Filter the entries, keeping every line with the word "this".

»»

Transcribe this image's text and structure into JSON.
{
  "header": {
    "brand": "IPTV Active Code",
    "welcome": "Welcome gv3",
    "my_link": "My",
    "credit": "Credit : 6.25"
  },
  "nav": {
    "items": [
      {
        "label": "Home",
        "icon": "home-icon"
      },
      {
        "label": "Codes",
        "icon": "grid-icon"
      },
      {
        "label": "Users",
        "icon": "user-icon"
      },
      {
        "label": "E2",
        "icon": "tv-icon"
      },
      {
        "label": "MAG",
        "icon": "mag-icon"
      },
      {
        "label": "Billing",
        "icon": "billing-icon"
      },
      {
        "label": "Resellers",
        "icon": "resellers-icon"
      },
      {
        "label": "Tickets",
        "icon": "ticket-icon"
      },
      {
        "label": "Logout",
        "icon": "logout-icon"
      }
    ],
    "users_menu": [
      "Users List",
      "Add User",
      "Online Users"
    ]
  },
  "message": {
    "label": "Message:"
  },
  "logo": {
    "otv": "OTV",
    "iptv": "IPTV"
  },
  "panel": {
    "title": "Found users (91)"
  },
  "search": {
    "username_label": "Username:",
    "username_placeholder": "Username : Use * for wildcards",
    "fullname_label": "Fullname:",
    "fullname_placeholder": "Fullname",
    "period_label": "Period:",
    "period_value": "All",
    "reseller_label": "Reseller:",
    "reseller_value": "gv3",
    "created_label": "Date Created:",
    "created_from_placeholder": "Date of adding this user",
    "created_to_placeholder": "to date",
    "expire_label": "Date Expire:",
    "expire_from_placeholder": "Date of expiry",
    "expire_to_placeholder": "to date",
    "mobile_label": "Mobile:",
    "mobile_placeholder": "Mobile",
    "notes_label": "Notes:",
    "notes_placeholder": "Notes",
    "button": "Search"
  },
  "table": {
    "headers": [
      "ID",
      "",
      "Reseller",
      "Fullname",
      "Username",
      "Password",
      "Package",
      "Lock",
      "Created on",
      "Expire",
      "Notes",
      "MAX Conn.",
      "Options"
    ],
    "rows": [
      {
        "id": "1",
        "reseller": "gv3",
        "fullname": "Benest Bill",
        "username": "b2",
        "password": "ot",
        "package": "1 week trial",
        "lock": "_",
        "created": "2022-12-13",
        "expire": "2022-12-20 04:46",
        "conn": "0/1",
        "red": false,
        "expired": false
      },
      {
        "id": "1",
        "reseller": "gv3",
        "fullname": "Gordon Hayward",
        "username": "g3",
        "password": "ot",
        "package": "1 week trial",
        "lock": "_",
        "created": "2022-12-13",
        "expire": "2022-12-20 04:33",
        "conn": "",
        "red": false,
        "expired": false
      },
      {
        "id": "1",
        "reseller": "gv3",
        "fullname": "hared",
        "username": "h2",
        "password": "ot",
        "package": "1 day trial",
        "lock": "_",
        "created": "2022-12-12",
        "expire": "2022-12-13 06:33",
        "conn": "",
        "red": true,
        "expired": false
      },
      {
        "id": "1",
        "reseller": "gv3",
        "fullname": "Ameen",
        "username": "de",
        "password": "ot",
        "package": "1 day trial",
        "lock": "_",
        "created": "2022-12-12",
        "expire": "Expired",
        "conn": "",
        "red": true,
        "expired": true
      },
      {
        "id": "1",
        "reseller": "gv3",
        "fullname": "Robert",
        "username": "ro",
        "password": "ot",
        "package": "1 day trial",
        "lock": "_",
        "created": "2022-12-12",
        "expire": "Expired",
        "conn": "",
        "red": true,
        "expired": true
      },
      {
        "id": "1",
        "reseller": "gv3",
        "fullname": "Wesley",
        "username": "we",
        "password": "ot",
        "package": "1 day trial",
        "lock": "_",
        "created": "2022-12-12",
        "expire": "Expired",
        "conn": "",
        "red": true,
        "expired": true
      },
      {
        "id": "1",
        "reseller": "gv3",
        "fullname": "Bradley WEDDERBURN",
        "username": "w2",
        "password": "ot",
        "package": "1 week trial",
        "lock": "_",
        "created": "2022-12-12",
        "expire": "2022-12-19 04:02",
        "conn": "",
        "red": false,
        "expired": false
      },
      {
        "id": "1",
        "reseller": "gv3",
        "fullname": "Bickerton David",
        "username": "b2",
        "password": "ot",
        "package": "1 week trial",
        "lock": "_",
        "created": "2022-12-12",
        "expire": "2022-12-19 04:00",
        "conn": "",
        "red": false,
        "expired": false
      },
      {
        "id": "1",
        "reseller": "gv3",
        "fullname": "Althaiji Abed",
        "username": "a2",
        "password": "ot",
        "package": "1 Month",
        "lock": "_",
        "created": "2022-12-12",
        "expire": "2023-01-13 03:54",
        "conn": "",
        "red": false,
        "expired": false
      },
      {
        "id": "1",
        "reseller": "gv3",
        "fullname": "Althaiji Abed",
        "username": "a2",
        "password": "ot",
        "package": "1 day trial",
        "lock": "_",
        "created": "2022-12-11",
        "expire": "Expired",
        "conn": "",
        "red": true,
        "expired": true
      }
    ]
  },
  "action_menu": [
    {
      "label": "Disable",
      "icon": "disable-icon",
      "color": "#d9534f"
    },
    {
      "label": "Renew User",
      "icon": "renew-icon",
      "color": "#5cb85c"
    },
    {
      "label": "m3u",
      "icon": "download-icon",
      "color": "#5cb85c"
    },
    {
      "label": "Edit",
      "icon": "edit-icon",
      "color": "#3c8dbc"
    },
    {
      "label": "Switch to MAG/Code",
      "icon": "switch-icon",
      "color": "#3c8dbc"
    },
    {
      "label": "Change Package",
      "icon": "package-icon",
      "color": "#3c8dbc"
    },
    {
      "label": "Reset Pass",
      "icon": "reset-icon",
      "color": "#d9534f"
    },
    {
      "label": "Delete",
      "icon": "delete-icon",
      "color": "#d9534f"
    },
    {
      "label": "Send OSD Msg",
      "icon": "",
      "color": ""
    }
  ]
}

««

▶ _COMPLETED TASK_
Transcribe this image's text and structure into JSON.
    "created_from_placeholder": "Date of adding this user",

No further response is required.